Records from a dataset
.....

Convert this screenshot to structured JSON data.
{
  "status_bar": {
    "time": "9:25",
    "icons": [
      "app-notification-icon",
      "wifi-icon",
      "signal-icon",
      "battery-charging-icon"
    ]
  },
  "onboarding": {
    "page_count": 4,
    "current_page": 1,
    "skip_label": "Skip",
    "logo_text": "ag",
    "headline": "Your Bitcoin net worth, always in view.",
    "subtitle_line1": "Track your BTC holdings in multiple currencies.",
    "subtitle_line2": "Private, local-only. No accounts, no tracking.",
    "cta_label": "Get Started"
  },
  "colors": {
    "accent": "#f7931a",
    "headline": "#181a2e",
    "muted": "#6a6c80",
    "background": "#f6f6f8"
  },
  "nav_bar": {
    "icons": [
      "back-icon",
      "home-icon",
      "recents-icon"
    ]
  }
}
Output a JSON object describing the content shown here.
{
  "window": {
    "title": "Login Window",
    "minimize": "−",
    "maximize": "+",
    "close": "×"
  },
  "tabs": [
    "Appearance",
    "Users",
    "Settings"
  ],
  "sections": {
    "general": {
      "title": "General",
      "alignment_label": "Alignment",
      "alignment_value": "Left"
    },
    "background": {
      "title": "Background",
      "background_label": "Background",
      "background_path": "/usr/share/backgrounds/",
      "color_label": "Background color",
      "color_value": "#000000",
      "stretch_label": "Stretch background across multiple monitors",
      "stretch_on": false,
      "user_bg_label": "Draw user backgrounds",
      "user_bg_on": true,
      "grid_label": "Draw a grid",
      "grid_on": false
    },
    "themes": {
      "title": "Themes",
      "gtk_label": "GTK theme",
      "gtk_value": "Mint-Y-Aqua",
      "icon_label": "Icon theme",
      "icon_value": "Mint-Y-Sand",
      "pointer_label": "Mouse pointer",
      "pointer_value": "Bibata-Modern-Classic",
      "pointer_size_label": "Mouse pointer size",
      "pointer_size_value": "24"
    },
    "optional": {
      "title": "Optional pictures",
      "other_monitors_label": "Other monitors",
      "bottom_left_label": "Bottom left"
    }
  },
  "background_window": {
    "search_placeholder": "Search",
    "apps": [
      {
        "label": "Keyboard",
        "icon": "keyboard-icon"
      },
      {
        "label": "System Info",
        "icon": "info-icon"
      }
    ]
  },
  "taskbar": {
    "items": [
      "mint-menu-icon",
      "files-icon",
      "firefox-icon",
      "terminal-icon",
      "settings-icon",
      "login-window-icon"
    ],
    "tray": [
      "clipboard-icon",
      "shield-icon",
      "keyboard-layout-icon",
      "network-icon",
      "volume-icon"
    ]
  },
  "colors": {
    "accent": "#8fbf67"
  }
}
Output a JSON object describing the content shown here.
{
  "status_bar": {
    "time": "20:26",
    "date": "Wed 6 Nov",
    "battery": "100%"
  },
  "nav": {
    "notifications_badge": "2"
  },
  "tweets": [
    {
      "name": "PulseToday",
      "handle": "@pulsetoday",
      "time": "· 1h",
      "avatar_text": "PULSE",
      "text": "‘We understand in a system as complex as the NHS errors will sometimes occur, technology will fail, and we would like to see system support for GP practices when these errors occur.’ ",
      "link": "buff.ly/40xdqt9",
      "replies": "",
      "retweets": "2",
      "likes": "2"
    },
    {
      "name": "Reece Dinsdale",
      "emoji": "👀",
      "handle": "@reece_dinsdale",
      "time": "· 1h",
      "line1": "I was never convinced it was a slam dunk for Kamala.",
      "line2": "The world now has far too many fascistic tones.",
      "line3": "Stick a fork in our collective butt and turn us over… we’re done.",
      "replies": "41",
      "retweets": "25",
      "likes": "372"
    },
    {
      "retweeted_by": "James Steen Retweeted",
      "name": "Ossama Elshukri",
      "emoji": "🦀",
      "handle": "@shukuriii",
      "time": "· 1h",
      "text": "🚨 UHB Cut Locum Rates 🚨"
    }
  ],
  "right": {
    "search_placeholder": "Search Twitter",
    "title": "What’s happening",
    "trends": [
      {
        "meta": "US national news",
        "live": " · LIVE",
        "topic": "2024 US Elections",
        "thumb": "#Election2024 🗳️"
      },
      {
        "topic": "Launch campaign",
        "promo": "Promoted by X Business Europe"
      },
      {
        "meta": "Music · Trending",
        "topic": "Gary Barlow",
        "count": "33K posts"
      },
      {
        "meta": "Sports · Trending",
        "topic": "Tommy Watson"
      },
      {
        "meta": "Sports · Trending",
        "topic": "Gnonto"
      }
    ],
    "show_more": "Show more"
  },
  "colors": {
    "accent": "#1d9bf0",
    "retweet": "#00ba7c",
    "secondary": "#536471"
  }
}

.....

- _WHAT TO PRODUCE_
Return each full line of the entries that contains the word "headline".

- _EXPECTED ANSWER_
    "headline": "Your Bitcoin net worth, always in view.",
    "headline": "#181a2e",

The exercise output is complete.